Data records:
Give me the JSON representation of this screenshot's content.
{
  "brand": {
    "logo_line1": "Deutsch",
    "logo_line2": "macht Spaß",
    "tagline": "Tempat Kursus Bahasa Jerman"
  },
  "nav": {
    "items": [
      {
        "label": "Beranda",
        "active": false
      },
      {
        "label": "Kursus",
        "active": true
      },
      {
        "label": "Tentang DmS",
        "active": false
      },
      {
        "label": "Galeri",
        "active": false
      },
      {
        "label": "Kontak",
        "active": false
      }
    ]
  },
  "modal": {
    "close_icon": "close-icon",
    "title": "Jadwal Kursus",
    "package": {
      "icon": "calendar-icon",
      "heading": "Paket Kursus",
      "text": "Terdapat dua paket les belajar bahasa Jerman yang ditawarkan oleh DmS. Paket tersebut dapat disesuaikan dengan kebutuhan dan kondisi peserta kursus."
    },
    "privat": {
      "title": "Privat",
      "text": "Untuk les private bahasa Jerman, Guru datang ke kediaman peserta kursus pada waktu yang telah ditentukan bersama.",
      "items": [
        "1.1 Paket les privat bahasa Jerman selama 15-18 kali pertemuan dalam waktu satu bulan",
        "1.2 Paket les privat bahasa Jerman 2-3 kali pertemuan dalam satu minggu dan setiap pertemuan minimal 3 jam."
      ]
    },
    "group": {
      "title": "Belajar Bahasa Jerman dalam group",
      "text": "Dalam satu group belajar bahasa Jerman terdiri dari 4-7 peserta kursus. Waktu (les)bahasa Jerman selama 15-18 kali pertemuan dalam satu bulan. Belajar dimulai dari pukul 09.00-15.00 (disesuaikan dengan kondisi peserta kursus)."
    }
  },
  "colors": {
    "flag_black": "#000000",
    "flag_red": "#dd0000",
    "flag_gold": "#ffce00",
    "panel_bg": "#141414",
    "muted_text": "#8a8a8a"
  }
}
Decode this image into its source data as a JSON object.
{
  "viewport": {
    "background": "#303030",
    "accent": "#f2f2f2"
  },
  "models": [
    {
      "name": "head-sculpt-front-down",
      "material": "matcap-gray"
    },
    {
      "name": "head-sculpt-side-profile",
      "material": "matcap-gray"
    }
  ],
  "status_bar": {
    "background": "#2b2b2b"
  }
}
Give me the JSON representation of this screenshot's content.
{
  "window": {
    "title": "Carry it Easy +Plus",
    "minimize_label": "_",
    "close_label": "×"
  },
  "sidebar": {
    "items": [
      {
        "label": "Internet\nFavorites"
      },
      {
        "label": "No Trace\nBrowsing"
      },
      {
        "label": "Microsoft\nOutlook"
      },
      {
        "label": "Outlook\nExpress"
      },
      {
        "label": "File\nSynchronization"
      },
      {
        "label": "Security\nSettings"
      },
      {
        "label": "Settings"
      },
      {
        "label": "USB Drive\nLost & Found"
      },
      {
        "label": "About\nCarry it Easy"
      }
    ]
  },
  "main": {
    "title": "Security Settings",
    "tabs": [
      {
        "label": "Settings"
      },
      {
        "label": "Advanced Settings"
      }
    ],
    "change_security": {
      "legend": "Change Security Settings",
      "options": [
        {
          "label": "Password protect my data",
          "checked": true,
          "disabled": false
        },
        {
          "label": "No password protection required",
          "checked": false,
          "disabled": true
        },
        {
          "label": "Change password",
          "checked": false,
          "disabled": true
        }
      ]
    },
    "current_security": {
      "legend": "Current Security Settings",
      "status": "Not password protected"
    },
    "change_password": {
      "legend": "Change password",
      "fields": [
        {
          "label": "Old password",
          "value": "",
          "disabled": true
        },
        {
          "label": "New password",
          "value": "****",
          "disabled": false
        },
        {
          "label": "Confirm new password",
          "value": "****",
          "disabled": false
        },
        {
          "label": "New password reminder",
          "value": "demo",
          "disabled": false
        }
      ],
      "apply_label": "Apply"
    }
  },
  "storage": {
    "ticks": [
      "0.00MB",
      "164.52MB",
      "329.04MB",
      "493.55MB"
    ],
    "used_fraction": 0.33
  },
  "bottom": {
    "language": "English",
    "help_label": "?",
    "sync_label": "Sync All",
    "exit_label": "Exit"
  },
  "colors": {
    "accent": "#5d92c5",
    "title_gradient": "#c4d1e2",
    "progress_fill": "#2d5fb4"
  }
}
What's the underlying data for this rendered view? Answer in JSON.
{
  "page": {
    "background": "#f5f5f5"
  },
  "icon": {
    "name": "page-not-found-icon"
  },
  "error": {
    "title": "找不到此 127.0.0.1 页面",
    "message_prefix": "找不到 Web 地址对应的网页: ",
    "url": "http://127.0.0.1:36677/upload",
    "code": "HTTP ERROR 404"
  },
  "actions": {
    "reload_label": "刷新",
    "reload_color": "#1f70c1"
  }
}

Given problem
Reproduce the lines of the entries above exactly, but only from the line containing "What's the underlying" through the final line.

Output below
What's the underlying data for this rendered view? Answer in JSON.
{
  "page": {
    "background": "#f5f5f5"
  },
  "icon": {
    "name": "page-not-found-icon"
  },
  "error": {
    "title": "找不到此 127.0.0.1 页面",
    "message_prefix": "找不到 Web 地址对应的网页: ",
    "url": "http://127.0.0.1:36677/upload",
    "code": "HTTP ERROR 404"
  },
  "actions": {
    "reload_label": "刷新",
    "reload_color": "#1f70c1"
  }
}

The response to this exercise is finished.